::: MATERIAL PROVIDED
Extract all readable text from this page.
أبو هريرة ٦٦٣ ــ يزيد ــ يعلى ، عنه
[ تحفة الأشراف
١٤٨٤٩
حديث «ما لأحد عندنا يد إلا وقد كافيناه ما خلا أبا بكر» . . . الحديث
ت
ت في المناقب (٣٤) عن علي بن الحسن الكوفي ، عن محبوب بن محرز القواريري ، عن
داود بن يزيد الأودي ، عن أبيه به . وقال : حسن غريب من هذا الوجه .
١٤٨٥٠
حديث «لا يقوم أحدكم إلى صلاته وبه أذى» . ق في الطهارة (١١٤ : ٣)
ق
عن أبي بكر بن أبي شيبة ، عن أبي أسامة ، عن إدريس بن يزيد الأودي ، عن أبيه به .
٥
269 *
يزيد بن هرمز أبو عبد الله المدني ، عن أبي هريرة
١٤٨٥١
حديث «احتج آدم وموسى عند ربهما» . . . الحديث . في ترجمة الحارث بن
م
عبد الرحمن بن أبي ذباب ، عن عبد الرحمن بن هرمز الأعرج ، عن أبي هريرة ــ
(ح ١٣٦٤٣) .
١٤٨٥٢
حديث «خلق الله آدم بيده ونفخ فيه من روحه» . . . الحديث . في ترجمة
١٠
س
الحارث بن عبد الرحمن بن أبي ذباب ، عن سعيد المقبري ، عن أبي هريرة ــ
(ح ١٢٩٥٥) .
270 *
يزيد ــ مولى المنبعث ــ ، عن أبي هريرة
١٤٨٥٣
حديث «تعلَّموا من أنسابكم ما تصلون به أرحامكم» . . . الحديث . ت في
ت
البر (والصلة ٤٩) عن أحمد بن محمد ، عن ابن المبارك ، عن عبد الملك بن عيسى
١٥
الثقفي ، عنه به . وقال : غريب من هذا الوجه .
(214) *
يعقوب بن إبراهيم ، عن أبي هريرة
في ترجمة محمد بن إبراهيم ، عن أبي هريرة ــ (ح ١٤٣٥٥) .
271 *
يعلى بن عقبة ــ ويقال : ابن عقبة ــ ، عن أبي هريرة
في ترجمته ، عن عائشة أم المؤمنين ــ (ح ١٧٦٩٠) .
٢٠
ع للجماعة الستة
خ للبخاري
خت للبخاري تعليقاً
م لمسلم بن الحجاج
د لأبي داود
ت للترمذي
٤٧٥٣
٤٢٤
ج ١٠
::::::
YOUR INSTRUCTIONS: Write every record out again, unaltered.

SOLUTION TO THIS PROBLEM:
Extract all readable text from this page.
أبو هريرة ٦٦٣ ــ يزيد ــ يعلى ، عنه
[ تحفة الأشراف
١٤٨٤٩
حديث «ما لأحد عندنا يد إلا وقد كافيناه ما خلا أبا بكر» . . . الحديث
ت
ت في المناقب (٣٤) عن علي بن الحسن الكوفي ، عن محبوب بن محرز القواريري ، عن
داود بن يزيد الأودي ، عن أبيه به . وقال : حسن غريب من هذا الوجه .
١٤٨٥٠
حديث «لا يقوم أحدكم إلى صلاته وبه أذى» . ق في الطهارة (١١٤ : ٣)
ق
عن أبي بكر بن أبي شيبة ، عن أبي أسامة ، عن إدريس بن يزيد الأودي ، عن أبيه به .
٥
269 *
يزيد بن هرمز أبو عبد الله المدني ، عن أبي هريرة
١٤٨٥١
حديث «احتج آدم وموسى عند ربهما» . . . الحديث . في ترجمة الحارث بن
م
عبد الرحمن بن أبي ذباب ، عن عبد الرحمن بن هرمز الأعرج ، عن أبي هريرة ــ
(ح ١٣٦٤٣) .
١٤٨٥٢
حديث «خلق الله آدم بيده ونفخ فيه من روحه» . . . الحديث . في ترجمة
١٠
س
الحارث بن عبد الرحمن بن أبي ذباب ، عن سعيد المقبري ، عن أبي هريرة ــ
(ح ١٢٩٥٥) .
270 *
يزيد ــ مولى المنبعث ــ ، عن أبي هريرة
١٤٨٥٣
حديث «تعلَّموا من أنسابكم ما تصلون به أرحامكم» . . . الحديث . ت في
ت
البر (والصلة ٤٩) عن أحمد بن محمد ، عن ابن المبارك ، عن عبد الملك بن عيسى
١٥
الثقفي ، عنه به . وقال : غريب من هذا الوجه .
(214) *
يعقوب بن إبراهيم ، عن أبي هريرة
في ترجمة محمد بن إبراهيم ، عن أبي هريرة ــ (ح ١٤٣٥٥) .
271 *
يعلى بن عقبة ــ ويقال : ابن عقبة ــ ، عن أبي هريرة
في ترجمته ، عن عائشة أم المؤمنين ــ (ح ١٧٦٩٠) .
٢٠
ع للجماعة الستة
خ للبخاري
خت للبخاري تعليقاً
م لمسلم بن الحجاج
د لأبي داود
ت للترمذي
٤٧٥٣
٤٢٤
ج ١٠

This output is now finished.